» **Exercise details**
Exactly as given, repeat all of the entries.

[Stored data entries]
****************************************

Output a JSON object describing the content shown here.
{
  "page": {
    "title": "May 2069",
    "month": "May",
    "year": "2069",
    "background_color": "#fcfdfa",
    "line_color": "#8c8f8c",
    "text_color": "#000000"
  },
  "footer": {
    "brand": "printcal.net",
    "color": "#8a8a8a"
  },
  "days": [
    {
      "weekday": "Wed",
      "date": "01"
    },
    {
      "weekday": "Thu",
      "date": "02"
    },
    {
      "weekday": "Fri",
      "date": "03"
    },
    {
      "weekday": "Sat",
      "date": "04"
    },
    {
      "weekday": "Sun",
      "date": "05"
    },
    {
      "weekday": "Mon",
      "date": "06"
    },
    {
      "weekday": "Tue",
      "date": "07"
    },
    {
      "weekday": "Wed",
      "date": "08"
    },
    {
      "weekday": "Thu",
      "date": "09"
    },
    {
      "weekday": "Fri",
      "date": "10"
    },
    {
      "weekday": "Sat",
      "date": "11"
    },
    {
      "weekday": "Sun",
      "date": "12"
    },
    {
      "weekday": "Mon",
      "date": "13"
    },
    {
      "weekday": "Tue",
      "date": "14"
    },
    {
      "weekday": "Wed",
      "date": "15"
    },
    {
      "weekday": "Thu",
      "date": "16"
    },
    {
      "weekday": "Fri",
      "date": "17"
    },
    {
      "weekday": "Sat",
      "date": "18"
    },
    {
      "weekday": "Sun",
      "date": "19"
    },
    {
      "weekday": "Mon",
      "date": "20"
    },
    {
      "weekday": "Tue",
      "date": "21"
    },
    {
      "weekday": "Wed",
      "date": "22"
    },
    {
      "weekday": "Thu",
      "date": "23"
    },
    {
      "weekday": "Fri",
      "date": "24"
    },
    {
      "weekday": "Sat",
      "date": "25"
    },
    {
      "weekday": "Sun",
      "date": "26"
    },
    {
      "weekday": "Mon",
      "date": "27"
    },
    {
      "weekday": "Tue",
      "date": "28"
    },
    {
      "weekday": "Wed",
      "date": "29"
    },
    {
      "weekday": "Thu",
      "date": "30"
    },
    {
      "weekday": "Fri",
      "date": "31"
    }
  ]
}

****************************************

» **Solution to this exercise**
Output a JSON object describing the content shown here.
{
  "page": {
    "title": "May 2069",
    "month": "May",
    "year": "2069",
    "background_color": "#fcfdfa",
    "line_color": "#8c8f8c",
    "text_color": "#000000"
  },
  "footer": {
    "brand": "printcal.net",
    "color": "#8a8a8a"
  },
  "days": [
    {
      "weekday": "Wed",
      "date": "01"
    },
    {
      "weekday": "Thu",
      "date": "02"
    },
    {
      "weekday": "Fri",
      "date": "03"
    },
    {
      "weekday": "Sat",
      "date": "04"
    },
    {
      "weekday": "Sun",
      "date": "05"
    },
    {
      "weekday": "Mon",
      "date": "06"
    },
    {
      "weekday": "Tue",
      "date": "07"
    },
    {
      "weekday": "Wed",
      "date": "08"
    },
    {
      "weekday": "Thu",
      "date": "09"
    },
    {
      "weekday": "Fri",
      "date": "10"
    },
    {
      "weekday": "Sat",
      "date": "11"
    },
    {
      "weekday": "Sun",
      "date": "12"
    },
    {
      "weekday": "Mon",
      "date": "13"
    },
    {
      "weekday": "Tue",
      "date": "14"
    },
    {
      "weekday": "Wed",
      "date": "15"
    },
    {
      "weekday": "Thu",
      "date": "16"
    },
    {
      "weekday": "Fri",
      "date": "17"
    },
    {
      "weekday": "Sat",
      "date": "18"
    },
    {
      "weekday": "Sun",
      "date": "19"
    },
    {
      "weekday": "Mon",
      "date": "20"
    },
    {
      "weekday": "Tue",
      "date": "21"
    },
    {
      "weekday": "Wed",
      "date": "22"
    },
    {
      "weekday": "Thu",
      "date": "23"
    },
    {
      "weekday": "Fri",
      "date": "24"
    },
    {
      "weekday": "Sat",
      "date": "25"
    },
    {
      "weekday": "Sun",
      "date": "26"
    },
    {
      "weekday": "Mon",
      "date": "27"
    },
    {
      "weekday": "Tue",
      "date": "28"
    },
    {
      "weekday": "Wed",
      "date": "29"
    },
    {
      "weekday": "Thu",
      "date": "30"
    },
    {
      "weekday": "Fri",
      "date": "31"
    }
  ]
}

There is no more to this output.